**TASK TO CARRY OUT:**
What follows is a set of entries. Give them again exactly, without the pictures.

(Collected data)
^^^^
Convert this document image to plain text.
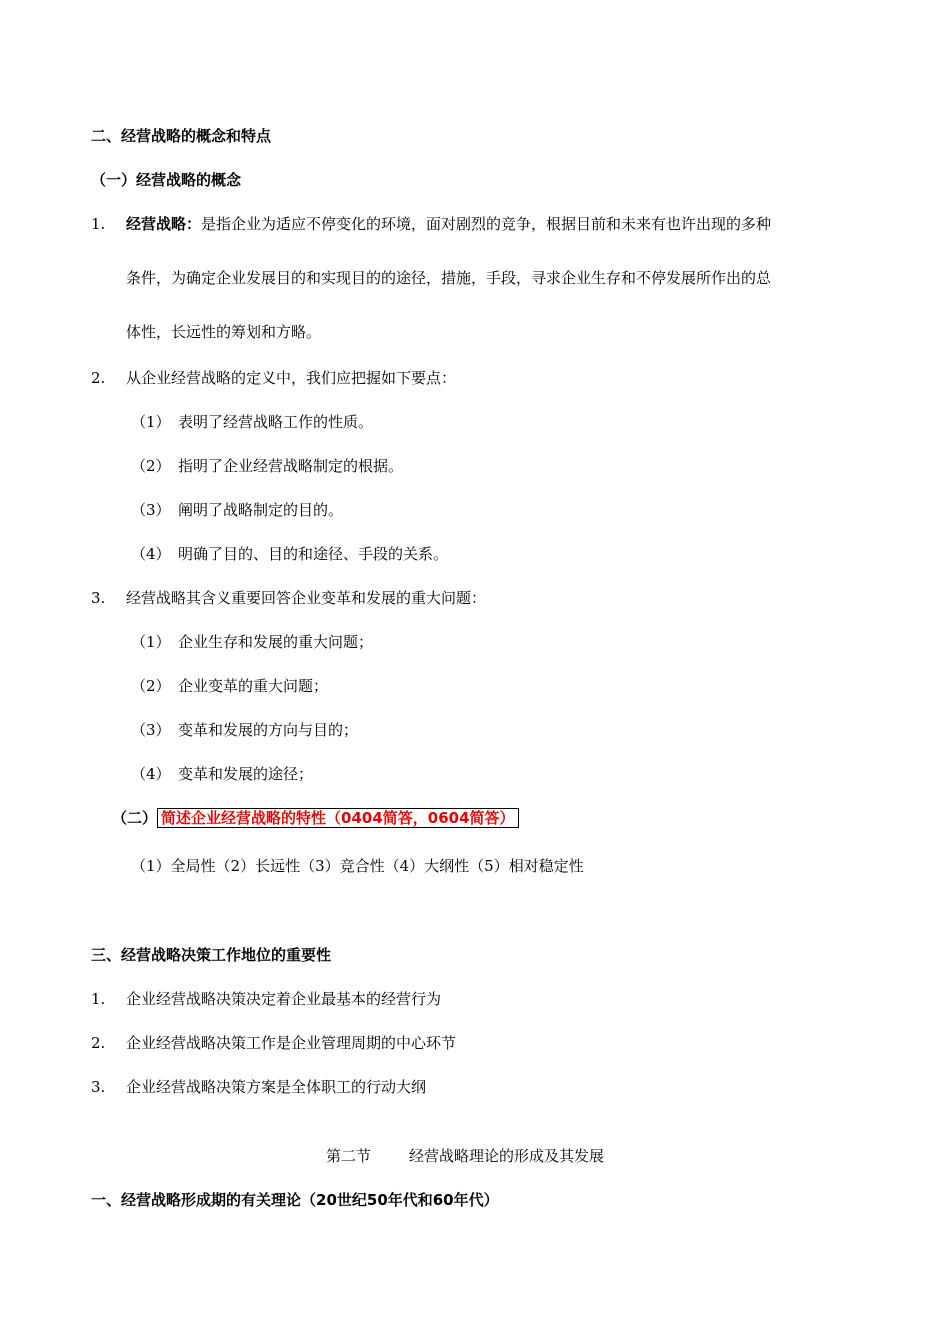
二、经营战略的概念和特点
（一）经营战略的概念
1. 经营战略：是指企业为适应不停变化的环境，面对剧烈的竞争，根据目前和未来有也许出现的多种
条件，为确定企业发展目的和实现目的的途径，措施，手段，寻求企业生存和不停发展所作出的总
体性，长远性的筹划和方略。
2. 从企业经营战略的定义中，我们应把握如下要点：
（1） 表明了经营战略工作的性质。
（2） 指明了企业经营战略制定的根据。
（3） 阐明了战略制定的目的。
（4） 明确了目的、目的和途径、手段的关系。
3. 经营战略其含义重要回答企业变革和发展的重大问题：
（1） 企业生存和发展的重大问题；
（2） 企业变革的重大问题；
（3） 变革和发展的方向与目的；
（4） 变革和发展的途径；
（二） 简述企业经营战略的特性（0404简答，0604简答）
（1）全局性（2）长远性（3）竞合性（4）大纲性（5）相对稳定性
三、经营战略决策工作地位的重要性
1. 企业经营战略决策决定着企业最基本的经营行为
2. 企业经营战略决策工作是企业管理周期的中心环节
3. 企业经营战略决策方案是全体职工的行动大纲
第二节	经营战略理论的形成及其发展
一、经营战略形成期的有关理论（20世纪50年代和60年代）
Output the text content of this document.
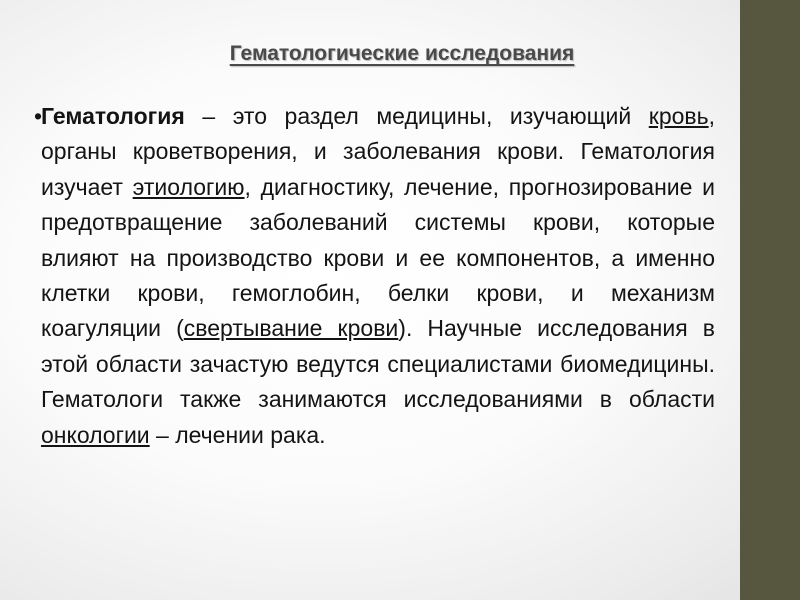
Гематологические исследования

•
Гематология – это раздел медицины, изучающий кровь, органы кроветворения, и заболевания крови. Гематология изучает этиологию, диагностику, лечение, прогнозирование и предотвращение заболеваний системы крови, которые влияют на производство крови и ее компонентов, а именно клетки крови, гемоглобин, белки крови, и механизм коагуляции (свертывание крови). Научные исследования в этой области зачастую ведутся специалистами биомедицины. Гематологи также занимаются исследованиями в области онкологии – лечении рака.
^^^^
**ANSWER TO THIS PROBLEM:**
Convert this document image to plain text.
二、经营战略的概念和特点
（一）经营战略的概念
1. 经营战略：是指企业为适应不停变化的环境，面对剧烈的竞争，根据目前和未来有也许出现的多种
条件，为确定企业发展目的和实现目的的途径，措施，手段，寻求企业生存和不停发展所作出的总
体性，长远性的筹划和方略。
2. 从企业经营战略的定义中，我们应把握如下要点：
（1） 表明了经营战略工作的性质。
（2） 指明了企业经营战略制定的根据。
（3） 阐明了战略制定的目的。
（4） 明确了目的、目的和途径、手段的关系。
3. 经营战略其含义重要回答企业变革和发展的重大问题：
（1） 企业生存和发展的重大问题；
（2） 企业变革的重大问题；
（3） 变革和发展的方向与目的；
（4） 变革和发展的途径；
（二） 简述企业经营战略的特性（0404简答，0604简答）
（1）全局性（2）长远性（3）竞合性（4）大纲性（5）相对稳定性
三、经营战略决策工作地位的重要性
1. 企业经营战略决策决定着企业最基本的经营行为
2. 企业经营战略决策工作是企业管理周期的中心环节
3. 企业经营战略决策方案是全体职工的行动大纲
第二节	经营战略理论的形成及其发展
一、经营战略形成期的有关理论（20世纪50年代和60年代）
Output the text content of this document.
Гематологические исследования

•
Гематология – это раздел медицины, изучающий кровь, органы кроветворения, и заболевания крови. Гематология изучает этиологию, диагностику, лечение, прогнозирование и предотвращение заболеваний системы крови, которые влияют на производство крови и ее компонентов, а именно клетки крови, гемоглобин, белки крови, и механизм коагуляции (свертывание крови). Научные исследования в этой области зачастую ведутся специалистами биомедицины. Гематологи также занимаются исследованиями в области онкологии – лечении рака.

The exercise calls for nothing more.